Gather all lines from the material that contain the word "août".

> **Record extracts**:
◆ ◆ ◆ ◆ ◆ ◆ ◆

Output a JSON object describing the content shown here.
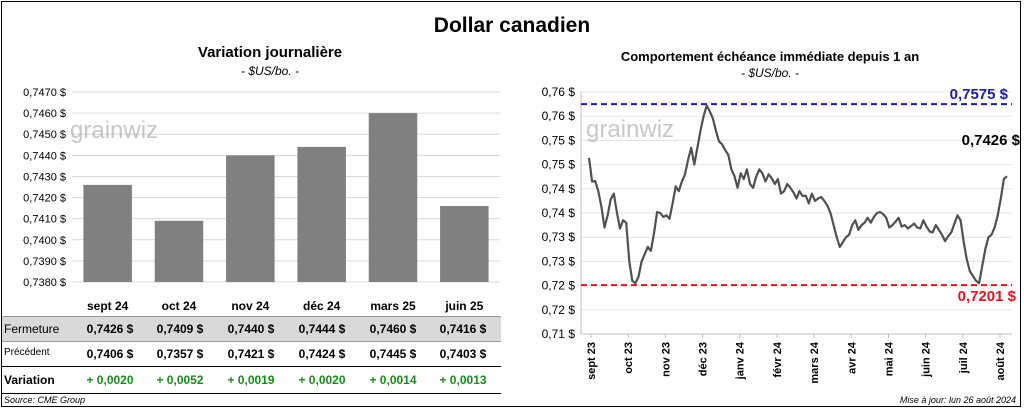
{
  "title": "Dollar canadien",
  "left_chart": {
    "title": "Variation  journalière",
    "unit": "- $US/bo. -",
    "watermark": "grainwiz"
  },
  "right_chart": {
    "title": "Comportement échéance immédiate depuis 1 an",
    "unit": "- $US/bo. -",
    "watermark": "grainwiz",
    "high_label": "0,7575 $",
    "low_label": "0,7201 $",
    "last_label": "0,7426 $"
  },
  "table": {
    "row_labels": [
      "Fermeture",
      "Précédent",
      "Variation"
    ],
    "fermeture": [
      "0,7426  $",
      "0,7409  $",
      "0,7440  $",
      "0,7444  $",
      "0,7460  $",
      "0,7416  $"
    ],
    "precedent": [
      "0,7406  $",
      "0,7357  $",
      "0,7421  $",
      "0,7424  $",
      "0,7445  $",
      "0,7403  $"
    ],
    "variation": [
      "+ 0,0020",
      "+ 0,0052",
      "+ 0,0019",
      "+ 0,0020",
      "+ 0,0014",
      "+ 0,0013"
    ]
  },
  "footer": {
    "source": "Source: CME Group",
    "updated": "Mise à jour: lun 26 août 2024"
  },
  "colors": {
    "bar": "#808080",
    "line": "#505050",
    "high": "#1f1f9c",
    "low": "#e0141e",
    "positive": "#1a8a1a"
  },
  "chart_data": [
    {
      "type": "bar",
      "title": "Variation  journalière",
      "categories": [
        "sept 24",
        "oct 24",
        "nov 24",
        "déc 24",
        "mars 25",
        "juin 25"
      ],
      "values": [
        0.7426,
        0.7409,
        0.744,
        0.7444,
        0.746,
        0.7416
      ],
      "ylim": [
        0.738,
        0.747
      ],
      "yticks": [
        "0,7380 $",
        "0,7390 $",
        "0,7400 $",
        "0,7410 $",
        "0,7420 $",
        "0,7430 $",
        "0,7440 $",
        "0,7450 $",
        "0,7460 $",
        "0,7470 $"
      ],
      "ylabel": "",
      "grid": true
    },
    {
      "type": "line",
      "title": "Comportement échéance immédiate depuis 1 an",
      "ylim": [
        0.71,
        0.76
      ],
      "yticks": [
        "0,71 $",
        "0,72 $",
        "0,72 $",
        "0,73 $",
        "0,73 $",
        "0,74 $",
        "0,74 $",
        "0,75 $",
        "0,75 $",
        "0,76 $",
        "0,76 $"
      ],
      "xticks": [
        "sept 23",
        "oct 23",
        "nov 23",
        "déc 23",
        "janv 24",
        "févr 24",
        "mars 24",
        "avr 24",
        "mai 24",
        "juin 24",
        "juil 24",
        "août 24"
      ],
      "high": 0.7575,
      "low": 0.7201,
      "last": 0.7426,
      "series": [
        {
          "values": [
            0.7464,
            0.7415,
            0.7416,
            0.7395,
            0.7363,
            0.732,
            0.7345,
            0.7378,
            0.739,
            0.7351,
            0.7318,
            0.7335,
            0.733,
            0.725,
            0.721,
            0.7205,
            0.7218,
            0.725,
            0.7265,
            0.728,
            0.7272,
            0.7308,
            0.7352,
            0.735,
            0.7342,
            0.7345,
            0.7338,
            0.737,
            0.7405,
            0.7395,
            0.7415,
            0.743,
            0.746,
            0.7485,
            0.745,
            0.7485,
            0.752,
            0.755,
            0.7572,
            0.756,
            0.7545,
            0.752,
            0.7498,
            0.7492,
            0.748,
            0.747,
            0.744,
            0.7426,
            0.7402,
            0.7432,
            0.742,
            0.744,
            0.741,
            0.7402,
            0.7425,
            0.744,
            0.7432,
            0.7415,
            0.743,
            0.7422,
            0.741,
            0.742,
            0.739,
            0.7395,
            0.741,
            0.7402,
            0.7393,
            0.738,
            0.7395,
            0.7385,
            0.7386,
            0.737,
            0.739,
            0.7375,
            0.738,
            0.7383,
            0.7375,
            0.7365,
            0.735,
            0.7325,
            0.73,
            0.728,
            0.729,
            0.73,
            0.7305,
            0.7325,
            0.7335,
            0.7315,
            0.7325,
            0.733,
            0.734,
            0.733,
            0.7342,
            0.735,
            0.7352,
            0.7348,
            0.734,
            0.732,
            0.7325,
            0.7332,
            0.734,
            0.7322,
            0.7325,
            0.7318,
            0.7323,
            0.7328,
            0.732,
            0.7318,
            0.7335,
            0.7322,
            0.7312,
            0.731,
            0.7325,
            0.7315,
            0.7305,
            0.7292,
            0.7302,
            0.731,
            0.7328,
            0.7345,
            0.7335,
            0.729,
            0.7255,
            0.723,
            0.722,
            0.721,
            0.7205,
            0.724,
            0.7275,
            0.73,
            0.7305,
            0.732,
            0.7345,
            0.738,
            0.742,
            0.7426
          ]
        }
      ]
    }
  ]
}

◆ ◆ ◆ ◆ ◆ ◆ ◆

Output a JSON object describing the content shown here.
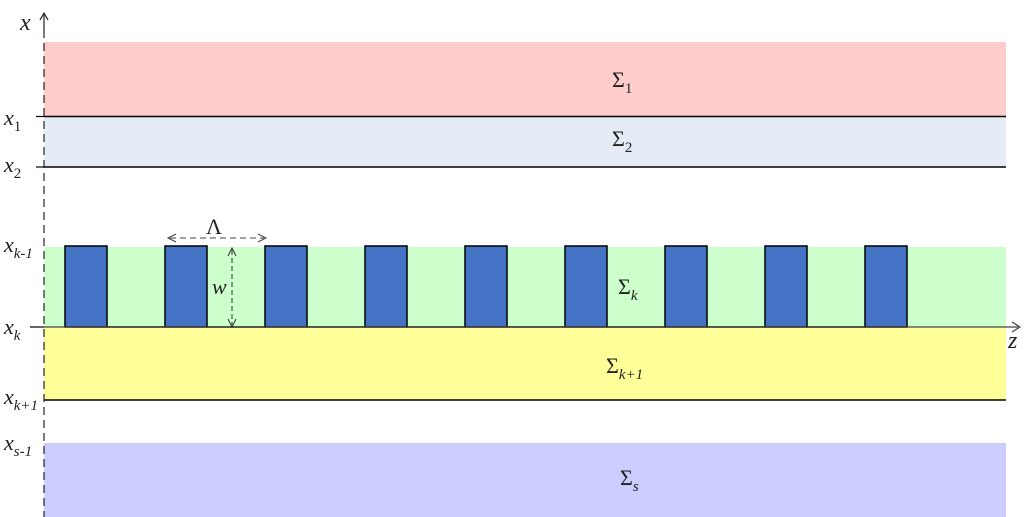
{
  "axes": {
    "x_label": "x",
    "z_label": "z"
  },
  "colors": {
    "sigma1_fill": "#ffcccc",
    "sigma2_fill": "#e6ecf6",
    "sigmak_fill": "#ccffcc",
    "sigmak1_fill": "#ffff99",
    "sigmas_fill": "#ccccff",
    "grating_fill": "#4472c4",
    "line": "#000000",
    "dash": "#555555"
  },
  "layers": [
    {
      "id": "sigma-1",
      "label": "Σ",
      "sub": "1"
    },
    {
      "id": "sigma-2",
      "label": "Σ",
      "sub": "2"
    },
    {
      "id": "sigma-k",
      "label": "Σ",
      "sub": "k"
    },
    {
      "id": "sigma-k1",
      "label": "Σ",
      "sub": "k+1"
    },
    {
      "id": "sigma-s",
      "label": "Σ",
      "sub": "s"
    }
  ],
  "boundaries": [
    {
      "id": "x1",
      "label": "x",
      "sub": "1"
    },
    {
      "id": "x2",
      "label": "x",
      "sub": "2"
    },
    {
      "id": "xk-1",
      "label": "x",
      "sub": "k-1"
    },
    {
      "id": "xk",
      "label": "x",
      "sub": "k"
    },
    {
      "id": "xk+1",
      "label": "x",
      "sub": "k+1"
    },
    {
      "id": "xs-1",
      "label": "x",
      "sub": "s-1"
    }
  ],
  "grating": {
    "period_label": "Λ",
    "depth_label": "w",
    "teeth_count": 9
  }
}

◆ ◆ ◆ ◆ ◆ ◆ ◆

> **Answer below**:
    "updated": "Mise à jour: lun 26 août 2024"
        "août 24"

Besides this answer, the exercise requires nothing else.